* INFORMATION PROVIDED:
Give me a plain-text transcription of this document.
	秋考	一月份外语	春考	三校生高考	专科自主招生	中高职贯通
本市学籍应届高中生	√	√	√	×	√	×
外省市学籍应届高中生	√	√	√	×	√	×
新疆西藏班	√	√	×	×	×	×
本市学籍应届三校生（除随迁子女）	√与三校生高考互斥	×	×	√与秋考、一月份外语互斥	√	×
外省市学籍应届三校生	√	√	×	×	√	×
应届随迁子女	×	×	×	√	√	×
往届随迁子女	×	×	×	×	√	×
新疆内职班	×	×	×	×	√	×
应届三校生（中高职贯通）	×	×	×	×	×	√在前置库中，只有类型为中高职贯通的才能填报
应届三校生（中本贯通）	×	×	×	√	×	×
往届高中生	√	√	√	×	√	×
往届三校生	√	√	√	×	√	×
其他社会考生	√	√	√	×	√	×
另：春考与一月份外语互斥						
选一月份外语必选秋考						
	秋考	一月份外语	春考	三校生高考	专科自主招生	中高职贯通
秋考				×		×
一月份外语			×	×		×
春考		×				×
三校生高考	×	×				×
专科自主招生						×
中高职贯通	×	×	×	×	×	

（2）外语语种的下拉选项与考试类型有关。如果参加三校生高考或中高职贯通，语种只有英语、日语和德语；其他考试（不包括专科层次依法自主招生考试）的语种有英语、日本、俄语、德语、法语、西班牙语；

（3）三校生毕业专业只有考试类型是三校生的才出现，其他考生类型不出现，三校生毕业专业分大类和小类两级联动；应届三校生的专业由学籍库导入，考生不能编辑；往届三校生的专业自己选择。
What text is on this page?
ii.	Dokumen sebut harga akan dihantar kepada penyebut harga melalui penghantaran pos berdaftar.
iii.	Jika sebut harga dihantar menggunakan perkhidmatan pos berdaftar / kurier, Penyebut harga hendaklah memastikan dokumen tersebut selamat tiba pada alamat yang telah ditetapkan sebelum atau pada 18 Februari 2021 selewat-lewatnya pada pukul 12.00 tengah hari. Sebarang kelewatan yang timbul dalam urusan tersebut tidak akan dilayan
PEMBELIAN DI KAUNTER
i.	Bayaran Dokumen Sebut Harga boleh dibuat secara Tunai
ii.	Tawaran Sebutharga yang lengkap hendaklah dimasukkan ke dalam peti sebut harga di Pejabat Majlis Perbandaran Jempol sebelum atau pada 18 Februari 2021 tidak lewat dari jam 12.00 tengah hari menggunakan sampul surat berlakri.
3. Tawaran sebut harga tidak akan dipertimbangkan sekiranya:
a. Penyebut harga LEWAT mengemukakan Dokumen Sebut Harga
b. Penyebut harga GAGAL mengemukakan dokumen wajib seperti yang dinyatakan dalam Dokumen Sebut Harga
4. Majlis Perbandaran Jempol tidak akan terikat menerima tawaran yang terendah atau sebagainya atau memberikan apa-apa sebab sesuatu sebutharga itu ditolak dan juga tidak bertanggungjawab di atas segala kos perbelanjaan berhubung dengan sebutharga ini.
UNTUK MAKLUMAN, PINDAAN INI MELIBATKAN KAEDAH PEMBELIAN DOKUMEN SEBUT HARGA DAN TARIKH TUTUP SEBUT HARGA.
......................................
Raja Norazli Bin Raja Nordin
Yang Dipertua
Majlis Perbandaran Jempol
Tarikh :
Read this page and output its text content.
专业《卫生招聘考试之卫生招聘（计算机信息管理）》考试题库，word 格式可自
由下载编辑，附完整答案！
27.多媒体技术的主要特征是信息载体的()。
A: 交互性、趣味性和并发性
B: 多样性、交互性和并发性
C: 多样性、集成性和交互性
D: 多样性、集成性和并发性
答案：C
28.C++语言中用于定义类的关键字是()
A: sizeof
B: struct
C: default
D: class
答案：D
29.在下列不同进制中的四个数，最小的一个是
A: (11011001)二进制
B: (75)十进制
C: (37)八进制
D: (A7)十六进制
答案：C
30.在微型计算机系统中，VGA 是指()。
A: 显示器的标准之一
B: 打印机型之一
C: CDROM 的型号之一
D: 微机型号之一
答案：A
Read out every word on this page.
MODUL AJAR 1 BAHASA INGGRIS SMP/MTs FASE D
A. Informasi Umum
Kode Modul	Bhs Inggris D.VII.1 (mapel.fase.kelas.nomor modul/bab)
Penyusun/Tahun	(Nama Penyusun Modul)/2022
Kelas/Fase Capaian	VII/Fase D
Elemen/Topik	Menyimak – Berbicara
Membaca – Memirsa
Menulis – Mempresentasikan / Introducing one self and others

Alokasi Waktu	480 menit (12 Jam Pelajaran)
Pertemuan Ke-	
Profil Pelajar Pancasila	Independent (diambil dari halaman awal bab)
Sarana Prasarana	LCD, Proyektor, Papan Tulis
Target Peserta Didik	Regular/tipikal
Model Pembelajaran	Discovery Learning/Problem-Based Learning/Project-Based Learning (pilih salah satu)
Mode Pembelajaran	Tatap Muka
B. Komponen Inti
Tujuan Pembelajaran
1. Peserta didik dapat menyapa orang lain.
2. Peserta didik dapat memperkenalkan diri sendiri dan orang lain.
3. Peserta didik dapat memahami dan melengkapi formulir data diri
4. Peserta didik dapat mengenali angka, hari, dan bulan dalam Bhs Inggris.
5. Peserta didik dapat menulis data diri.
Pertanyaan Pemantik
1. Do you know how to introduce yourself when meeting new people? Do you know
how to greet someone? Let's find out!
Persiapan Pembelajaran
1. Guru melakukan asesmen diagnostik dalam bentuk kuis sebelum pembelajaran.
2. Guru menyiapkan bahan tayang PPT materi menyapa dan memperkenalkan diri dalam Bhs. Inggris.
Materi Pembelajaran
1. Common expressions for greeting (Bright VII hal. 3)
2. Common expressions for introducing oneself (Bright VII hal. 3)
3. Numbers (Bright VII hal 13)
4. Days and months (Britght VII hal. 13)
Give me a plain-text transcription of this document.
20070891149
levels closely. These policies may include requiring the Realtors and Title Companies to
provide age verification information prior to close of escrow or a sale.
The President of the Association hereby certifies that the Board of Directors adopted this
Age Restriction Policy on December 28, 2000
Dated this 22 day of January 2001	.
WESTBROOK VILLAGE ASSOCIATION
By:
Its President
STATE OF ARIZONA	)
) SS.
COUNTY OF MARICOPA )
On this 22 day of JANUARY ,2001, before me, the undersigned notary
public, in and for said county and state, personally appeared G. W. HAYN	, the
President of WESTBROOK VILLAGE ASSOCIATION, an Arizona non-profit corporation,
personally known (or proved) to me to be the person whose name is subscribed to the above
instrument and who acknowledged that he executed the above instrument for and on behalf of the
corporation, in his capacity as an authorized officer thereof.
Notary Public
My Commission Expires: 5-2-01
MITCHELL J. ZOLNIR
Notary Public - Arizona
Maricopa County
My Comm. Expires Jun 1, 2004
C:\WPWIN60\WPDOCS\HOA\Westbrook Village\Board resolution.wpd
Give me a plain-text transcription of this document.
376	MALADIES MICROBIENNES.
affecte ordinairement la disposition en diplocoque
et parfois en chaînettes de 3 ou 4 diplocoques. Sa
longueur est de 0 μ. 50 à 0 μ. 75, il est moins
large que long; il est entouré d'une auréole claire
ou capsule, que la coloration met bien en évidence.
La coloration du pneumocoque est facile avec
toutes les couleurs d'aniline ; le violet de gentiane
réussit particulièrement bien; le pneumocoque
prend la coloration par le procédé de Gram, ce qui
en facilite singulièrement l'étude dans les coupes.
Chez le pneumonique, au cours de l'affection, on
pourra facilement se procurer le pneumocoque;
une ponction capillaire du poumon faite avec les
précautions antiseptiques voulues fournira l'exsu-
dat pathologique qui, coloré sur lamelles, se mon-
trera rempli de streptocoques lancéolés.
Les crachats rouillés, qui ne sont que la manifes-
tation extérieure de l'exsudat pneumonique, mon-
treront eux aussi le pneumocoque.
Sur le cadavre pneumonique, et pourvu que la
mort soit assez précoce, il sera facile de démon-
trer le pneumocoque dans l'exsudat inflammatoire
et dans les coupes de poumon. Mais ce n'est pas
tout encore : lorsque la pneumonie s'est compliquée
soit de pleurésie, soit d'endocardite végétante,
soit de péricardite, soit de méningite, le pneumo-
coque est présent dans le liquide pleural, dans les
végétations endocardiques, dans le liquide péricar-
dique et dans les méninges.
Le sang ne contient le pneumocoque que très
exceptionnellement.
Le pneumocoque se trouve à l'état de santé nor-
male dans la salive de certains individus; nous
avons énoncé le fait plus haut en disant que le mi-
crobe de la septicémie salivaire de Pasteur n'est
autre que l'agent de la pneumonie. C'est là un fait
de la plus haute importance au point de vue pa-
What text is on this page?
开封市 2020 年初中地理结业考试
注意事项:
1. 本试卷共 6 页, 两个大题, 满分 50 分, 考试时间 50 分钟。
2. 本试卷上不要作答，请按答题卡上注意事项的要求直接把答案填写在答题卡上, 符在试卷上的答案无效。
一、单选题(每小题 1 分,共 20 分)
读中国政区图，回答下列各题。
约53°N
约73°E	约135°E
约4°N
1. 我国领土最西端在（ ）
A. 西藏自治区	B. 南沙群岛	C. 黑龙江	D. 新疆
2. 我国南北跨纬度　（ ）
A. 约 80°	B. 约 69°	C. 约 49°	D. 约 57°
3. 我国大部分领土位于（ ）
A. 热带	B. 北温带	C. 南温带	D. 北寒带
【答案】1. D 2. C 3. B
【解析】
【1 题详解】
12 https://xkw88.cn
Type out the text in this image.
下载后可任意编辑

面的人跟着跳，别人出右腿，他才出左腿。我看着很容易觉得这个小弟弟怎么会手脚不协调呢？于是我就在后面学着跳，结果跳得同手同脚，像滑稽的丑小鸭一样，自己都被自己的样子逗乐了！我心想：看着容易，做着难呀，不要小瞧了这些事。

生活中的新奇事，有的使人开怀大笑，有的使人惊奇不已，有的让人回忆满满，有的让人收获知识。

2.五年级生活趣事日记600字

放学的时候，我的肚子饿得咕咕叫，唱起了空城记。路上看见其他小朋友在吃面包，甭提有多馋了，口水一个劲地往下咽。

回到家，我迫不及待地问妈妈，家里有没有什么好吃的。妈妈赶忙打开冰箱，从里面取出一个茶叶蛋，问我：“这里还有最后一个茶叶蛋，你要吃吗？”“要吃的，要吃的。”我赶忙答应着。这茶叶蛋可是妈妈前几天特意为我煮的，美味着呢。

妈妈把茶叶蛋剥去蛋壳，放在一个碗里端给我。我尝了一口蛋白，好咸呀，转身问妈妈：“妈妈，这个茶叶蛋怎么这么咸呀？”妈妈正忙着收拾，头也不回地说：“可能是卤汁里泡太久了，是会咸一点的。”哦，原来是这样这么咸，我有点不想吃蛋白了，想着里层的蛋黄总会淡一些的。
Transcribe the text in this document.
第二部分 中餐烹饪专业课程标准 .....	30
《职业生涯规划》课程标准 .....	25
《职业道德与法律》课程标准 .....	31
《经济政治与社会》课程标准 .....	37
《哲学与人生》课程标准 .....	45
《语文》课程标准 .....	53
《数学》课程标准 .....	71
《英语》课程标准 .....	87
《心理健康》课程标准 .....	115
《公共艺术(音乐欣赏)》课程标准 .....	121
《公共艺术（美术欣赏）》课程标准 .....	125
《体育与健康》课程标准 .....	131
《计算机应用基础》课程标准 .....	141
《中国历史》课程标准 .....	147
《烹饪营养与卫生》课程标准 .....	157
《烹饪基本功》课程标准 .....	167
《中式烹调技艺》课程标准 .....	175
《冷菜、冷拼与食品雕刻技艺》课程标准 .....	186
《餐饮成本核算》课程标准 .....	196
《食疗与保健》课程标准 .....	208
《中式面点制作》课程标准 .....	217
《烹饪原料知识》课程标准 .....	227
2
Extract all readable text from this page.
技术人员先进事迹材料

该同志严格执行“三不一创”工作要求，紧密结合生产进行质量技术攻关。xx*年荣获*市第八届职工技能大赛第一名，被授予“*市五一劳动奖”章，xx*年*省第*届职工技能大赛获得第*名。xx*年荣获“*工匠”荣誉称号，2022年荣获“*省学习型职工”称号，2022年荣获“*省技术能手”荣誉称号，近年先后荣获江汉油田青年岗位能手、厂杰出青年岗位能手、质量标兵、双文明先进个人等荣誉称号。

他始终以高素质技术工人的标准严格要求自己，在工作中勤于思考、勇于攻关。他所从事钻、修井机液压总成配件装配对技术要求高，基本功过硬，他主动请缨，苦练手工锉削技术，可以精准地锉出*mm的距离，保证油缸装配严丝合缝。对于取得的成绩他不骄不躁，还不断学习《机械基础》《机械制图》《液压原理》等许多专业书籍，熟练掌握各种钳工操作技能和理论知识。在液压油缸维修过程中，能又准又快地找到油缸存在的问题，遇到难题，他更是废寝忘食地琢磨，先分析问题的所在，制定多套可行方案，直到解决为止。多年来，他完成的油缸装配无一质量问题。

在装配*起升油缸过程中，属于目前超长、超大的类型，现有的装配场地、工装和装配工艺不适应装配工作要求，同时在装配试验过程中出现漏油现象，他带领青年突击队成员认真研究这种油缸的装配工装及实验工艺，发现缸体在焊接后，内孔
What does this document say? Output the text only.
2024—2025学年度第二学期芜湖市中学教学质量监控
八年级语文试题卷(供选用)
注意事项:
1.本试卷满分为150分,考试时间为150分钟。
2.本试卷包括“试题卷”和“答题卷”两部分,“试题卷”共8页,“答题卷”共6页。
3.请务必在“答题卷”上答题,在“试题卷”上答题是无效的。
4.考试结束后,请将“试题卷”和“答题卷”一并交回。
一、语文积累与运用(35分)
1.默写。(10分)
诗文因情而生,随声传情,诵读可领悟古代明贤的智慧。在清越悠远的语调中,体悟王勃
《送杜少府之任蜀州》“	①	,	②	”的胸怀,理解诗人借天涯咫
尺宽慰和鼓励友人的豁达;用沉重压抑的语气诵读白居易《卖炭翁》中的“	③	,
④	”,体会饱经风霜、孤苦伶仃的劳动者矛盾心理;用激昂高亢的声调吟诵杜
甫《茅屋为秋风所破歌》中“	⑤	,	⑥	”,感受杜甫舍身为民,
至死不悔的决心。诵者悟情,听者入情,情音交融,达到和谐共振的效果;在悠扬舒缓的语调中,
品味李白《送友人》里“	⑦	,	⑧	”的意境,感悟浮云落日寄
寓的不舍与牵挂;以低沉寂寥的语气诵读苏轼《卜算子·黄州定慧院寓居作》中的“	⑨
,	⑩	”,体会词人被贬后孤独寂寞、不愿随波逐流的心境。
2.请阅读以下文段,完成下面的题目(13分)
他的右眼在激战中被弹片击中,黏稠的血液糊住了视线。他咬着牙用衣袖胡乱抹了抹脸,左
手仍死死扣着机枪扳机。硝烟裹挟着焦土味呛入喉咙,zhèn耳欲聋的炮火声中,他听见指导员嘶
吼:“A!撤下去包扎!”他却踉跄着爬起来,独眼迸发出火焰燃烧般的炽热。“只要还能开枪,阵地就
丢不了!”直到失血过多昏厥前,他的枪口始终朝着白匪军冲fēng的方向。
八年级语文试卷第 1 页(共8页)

* GIVEN INSTRUCTION:
Look above for every line with the word "President" and copy it.

* EXERCISE ANSWER:
The President of the Association hereby certifies that the Board of Directors adopted this
Its President
President of WESTBROOK VILLAGE ASSOCIATION, an Arizona non-profit corporation,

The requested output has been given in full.